Records for the exercise -
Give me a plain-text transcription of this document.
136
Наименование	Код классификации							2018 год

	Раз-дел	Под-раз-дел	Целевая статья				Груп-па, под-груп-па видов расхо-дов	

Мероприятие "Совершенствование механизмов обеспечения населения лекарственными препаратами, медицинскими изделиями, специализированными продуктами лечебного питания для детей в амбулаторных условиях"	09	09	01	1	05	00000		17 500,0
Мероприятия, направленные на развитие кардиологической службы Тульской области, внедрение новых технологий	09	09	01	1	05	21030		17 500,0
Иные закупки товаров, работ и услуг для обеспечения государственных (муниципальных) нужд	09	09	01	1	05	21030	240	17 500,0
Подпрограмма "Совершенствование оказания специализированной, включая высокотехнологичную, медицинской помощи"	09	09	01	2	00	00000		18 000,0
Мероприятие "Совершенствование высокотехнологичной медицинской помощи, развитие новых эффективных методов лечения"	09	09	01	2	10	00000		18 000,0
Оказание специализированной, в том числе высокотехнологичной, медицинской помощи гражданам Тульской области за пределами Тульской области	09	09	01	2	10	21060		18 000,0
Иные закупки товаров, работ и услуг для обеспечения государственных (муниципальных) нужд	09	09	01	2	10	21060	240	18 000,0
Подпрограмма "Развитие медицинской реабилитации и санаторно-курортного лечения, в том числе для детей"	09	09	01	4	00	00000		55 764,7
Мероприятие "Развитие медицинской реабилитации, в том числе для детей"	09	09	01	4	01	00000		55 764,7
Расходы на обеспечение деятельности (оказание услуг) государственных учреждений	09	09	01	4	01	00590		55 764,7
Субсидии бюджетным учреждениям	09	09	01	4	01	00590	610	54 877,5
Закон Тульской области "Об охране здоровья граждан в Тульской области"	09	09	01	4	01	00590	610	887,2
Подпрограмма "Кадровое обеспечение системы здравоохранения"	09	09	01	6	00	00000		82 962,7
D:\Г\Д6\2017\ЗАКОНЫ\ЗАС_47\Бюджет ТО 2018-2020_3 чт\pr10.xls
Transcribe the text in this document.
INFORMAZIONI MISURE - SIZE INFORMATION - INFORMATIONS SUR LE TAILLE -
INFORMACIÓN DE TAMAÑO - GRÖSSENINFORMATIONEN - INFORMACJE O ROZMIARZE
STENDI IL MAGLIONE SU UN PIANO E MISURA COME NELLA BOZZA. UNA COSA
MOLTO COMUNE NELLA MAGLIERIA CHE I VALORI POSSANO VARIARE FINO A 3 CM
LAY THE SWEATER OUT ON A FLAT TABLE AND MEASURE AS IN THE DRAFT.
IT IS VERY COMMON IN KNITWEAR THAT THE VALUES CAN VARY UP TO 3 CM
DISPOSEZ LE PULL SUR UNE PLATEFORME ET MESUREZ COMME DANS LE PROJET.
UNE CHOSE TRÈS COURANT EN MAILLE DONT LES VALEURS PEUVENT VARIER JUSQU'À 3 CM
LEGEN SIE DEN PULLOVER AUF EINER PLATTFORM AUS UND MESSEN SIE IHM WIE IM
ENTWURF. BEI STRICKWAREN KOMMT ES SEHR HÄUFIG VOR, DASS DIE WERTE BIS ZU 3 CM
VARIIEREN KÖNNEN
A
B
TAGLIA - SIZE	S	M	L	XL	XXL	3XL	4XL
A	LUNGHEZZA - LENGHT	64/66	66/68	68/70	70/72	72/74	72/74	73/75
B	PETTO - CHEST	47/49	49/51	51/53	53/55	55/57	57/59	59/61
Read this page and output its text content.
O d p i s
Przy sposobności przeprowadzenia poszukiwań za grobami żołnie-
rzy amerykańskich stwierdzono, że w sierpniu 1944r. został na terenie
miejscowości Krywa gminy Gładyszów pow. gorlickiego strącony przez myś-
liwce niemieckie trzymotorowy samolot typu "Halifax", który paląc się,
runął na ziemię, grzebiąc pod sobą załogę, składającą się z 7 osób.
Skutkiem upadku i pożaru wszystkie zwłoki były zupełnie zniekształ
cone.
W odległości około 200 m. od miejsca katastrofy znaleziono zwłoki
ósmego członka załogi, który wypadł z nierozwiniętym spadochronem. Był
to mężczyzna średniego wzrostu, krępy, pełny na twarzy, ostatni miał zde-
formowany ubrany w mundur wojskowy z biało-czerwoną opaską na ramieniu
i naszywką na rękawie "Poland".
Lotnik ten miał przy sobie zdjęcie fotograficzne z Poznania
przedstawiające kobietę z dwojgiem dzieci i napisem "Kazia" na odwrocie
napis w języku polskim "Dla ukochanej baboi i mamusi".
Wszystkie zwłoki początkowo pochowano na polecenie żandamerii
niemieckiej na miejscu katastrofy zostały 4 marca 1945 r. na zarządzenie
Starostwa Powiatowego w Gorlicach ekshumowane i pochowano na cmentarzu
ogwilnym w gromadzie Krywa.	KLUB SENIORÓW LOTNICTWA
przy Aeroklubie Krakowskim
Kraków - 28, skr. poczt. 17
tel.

Direction -
Say how many lines in the listing above include "text". Give nothing but the number.

Task result -
3